(Figure collection entries)
◆ ◆ ◆ ◆ ◆

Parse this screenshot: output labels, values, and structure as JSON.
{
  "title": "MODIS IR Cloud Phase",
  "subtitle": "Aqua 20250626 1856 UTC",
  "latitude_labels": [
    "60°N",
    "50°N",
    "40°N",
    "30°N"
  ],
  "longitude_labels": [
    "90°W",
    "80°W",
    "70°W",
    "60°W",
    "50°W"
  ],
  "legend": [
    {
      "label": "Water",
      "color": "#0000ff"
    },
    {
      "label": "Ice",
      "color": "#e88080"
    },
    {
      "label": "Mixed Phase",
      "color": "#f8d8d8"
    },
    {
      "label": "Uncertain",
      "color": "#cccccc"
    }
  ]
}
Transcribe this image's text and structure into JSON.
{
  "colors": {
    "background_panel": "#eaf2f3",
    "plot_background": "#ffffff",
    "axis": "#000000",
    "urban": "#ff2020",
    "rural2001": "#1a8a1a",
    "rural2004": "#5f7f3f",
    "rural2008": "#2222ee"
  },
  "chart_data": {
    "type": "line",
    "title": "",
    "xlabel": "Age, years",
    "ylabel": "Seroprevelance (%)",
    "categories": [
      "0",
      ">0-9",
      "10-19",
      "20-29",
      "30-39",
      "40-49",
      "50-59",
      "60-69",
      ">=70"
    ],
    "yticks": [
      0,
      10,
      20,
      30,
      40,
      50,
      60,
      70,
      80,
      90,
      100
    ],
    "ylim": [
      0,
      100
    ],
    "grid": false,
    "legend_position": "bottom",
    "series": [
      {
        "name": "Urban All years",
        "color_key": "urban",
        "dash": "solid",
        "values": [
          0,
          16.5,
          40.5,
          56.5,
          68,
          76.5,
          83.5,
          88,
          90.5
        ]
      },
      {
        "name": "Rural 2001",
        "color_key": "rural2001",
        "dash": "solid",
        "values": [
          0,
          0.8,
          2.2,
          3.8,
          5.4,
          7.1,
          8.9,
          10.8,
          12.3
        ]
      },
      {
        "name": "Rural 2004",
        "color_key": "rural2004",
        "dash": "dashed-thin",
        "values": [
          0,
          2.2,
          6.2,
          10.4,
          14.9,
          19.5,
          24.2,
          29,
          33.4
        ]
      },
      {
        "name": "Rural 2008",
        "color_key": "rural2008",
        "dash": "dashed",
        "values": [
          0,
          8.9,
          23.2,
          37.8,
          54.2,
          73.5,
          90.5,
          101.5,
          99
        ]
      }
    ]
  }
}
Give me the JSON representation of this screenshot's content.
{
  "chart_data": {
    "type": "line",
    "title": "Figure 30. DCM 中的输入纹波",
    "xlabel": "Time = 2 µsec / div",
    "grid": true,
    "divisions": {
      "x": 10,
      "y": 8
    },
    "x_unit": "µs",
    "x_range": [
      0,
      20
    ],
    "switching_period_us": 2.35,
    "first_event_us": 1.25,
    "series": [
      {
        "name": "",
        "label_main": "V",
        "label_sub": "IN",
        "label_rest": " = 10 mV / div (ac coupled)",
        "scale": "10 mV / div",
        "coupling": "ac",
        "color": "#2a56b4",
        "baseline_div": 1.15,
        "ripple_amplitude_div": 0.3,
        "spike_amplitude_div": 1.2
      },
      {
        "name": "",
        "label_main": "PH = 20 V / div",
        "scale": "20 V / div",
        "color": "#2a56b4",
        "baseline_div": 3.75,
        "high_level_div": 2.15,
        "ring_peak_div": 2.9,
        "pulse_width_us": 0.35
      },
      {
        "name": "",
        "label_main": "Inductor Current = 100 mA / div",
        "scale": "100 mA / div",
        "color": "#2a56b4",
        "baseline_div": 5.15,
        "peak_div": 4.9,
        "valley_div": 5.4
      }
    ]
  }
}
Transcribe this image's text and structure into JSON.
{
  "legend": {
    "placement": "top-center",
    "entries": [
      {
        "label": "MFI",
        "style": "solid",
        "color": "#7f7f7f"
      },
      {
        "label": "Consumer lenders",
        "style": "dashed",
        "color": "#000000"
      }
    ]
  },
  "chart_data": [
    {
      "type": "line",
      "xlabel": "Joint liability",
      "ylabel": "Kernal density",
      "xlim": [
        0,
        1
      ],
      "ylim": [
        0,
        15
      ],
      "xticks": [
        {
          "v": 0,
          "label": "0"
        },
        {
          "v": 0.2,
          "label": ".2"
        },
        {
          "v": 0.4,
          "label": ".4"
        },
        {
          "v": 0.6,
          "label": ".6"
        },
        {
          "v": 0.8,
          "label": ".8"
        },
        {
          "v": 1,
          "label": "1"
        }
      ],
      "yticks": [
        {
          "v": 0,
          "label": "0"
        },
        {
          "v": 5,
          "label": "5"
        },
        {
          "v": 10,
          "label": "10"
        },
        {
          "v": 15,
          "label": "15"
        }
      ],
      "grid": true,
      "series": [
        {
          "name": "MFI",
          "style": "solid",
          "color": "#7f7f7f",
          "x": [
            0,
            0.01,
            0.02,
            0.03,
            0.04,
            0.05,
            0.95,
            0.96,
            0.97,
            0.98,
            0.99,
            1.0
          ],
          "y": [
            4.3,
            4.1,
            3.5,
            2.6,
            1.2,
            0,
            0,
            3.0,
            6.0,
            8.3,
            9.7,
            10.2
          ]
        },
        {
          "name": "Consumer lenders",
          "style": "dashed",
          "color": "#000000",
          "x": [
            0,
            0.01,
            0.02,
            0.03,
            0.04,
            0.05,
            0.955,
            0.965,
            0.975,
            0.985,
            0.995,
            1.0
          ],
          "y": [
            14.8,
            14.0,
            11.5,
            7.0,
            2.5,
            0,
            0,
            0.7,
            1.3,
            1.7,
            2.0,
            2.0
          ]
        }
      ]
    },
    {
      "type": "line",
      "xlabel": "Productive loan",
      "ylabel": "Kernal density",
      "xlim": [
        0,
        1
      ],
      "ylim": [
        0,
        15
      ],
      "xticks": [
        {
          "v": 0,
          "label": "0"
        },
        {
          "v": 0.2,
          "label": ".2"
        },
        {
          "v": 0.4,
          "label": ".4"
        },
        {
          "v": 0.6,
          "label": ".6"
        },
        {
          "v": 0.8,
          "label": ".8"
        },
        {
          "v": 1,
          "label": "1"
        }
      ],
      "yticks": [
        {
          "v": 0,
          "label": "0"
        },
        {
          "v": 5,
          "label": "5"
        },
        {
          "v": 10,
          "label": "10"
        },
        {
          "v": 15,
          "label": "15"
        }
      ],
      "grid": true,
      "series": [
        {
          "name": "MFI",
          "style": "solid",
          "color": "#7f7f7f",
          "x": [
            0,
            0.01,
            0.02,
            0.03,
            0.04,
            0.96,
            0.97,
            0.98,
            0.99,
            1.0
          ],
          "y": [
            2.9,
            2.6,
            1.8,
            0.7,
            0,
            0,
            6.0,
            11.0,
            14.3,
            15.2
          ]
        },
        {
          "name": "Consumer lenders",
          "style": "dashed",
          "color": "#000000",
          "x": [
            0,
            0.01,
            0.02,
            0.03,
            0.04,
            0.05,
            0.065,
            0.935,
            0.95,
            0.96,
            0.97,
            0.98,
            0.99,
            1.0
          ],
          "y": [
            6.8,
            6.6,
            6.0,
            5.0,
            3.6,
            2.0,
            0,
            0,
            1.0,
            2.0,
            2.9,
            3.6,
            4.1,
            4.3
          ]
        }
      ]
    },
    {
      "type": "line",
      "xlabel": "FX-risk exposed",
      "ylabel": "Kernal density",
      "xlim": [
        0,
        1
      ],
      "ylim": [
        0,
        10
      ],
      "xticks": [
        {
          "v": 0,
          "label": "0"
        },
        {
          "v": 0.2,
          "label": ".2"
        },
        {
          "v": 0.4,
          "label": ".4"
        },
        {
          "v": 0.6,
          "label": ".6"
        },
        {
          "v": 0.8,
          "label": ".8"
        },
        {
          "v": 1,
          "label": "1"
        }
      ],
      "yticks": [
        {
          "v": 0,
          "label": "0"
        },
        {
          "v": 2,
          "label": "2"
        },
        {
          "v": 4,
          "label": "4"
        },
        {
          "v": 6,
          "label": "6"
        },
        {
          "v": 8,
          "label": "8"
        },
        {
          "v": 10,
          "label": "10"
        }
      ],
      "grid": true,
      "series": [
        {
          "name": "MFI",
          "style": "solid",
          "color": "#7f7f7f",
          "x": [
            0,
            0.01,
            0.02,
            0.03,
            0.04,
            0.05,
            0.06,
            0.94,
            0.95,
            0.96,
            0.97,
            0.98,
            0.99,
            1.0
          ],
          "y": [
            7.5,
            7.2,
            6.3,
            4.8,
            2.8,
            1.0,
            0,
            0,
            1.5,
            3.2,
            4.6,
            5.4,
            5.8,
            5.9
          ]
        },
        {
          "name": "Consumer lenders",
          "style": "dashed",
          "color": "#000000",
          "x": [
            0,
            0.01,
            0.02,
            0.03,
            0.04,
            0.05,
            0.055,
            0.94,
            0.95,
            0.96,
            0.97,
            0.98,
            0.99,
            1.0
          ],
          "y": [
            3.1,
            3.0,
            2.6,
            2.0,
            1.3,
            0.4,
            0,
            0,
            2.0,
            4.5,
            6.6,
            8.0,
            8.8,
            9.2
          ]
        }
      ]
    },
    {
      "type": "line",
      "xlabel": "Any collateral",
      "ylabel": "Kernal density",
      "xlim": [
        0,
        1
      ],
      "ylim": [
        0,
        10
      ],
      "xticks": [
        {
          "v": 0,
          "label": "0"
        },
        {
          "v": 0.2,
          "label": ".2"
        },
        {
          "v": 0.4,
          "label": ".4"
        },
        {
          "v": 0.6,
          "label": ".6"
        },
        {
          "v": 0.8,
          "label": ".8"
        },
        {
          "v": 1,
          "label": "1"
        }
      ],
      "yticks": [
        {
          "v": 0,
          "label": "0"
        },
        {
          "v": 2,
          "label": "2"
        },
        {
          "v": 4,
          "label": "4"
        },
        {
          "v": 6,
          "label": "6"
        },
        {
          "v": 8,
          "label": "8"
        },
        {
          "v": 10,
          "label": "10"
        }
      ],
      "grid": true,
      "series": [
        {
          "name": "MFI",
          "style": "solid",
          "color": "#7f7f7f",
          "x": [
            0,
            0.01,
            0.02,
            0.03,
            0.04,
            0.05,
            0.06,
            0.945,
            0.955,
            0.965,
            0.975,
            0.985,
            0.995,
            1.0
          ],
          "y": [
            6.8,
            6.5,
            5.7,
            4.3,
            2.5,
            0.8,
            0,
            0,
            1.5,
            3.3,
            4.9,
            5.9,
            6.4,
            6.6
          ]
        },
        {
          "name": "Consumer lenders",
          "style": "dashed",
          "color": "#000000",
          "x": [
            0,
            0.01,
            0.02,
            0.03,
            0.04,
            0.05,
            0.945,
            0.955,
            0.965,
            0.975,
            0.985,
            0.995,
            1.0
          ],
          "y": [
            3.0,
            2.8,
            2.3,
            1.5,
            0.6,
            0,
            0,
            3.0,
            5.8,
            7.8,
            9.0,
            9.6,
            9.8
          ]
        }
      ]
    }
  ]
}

◆ ◆ ◆ ◆ ◆

Scan the material above for the string "this" and report each line where you find it.

Task response
Parse this screenshot: output labels, values, and structure as JSON.
Transcribe this image's text and structure into JSON.
Give me the JSON representation of this screenshot's content.
Transcribe this image's text and structure into JSON.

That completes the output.